Gather all lines in the entries below that include the word "this".

==*==

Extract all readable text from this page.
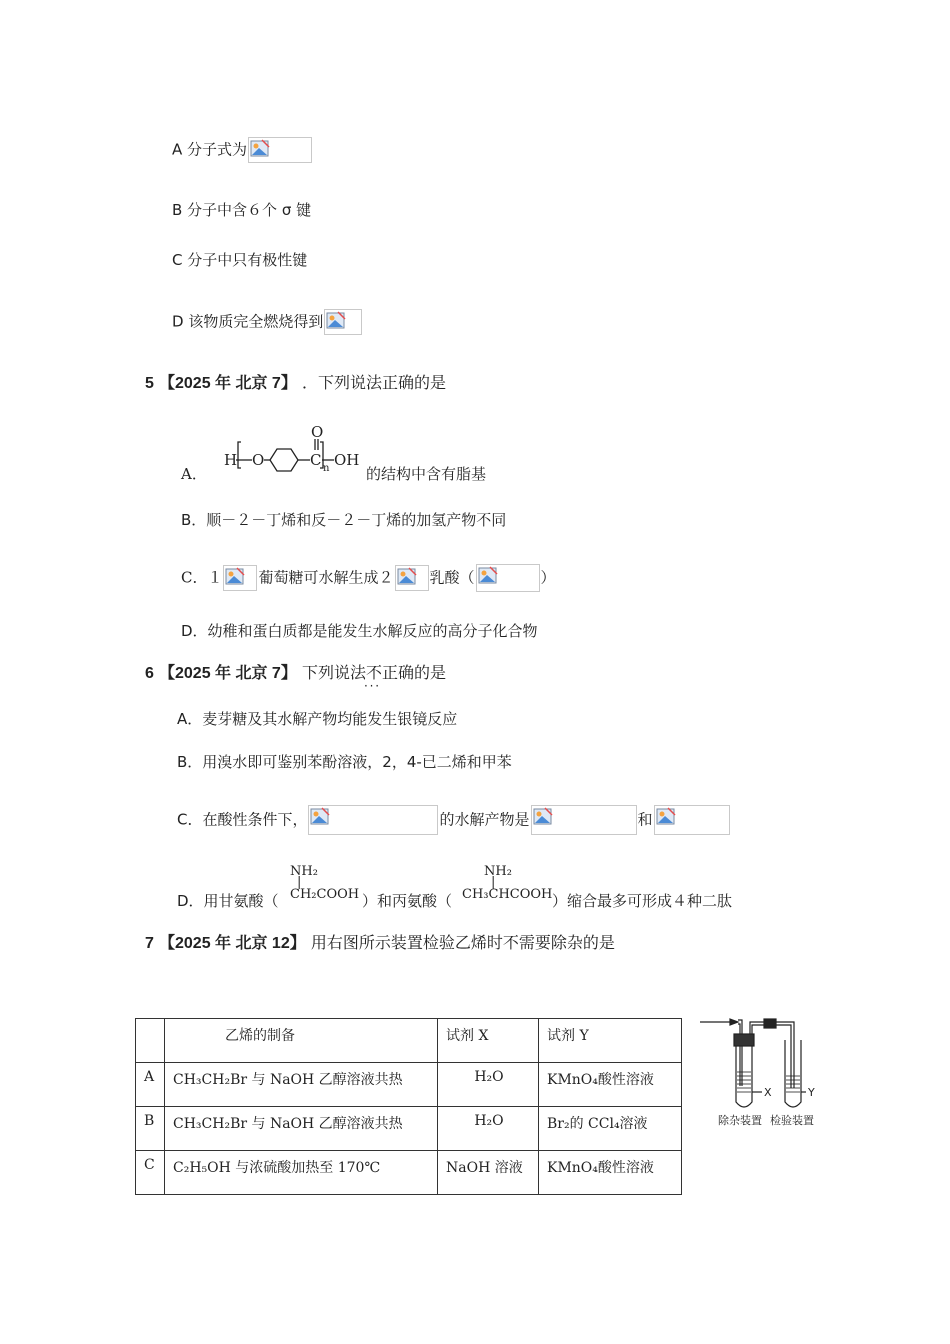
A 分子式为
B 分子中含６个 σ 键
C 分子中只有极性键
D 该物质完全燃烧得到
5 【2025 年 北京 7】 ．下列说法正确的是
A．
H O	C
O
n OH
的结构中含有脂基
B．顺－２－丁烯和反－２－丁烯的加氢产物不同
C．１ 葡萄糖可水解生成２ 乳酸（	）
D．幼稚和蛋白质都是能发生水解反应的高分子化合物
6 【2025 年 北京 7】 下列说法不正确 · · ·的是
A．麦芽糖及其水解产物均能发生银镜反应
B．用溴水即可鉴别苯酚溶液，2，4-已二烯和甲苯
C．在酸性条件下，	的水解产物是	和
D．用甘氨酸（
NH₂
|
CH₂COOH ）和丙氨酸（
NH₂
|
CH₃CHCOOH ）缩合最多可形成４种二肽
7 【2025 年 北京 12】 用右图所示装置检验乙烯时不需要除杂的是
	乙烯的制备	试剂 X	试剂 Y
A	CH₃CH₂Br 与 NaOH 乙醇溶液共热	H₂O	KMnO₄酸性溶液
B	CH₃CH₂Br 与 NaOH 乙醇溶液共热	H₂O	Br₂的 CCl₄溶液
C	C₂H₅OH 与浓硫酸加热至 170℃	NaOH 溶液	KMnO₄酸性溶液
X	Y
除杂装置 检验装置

==*==

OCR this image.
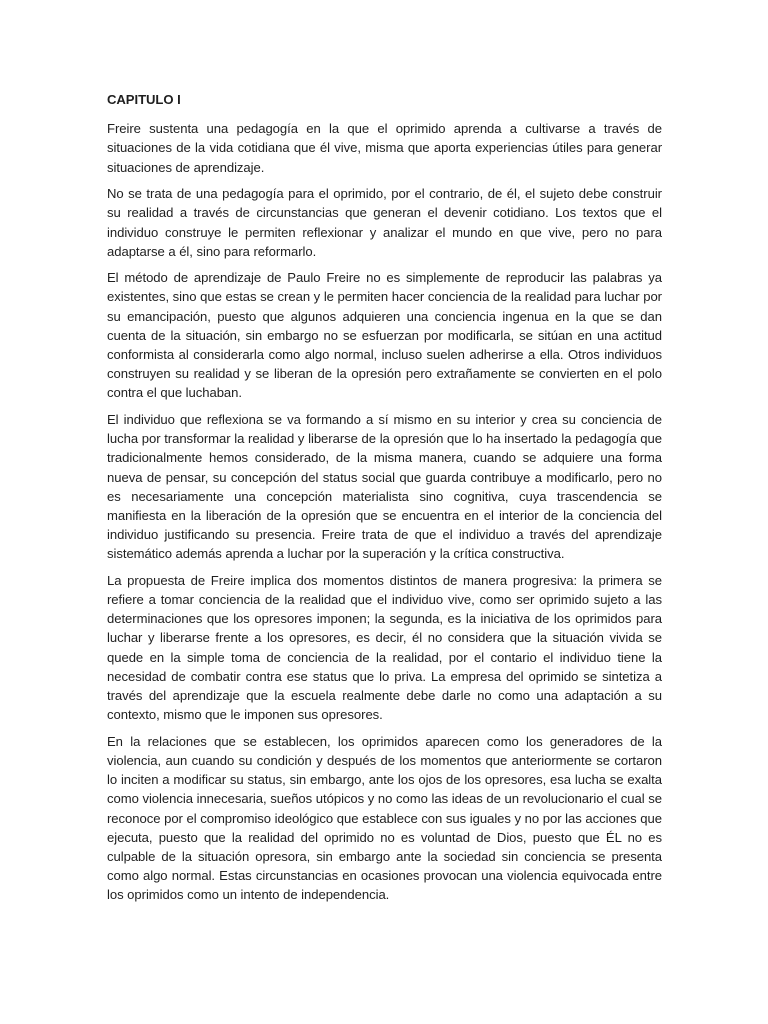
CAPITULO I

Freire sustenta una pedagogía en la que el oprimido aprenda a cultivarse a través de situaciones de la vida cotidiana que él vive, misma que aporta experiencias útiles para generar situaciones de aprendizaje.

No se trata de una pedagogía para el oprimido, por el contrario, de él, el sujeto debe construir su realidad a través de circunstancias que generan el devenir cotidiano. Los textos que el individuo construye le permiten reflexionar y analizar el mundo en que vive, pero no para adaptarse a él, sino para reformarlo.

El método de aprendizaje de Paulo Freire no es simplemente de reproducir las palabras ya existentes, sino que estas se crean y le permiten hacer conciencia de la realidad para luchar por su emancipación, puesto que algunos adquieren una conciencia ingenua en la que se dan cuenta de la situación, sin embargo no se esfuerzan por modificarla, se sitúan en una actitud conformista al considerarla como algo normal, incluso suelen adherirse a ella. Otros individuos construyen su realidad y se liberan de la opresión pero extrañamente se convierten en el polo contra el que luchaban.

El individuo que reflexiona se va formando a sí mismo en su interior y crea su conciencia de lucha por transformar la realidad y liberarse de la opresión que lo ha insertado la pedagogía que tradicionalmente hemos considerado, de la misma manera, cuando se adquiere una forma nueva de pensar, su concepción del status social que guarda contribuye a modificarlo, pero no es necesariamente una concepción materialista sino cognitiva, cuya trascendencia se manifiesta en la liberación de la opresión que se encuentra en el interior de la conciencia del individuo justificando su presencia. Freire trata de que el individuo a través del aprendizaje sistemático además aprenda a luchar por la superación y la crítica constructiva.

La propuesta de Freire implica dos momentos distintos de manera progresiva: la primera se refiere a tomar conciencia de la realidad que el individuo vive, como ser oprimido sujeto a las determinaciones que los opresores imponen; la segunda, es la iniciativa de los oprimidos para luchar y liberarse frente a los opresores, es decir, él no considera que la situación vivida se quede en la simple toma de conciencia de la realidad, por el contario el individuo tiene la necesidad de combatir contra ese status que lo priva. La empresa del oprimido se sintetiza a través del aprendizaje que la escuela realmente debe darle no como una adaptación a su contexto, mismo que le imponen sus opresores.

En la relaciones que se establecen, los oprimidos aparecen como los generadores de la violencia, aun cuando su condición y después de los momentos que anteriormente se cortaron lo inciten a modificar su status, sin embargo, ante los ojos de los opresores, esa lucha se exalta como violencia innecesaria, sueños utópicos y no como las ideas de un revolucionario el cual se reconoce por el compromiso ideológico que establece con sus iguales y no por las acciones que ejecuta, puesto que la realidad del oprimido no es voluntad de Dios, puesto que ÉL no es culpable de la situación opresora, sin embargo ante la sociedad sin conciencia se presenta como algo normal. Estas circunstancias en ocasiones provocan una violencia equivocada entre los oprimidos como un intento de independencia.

==*==

▶ Answer to the exercise:
Extract all readable text from this page.
OCR this image.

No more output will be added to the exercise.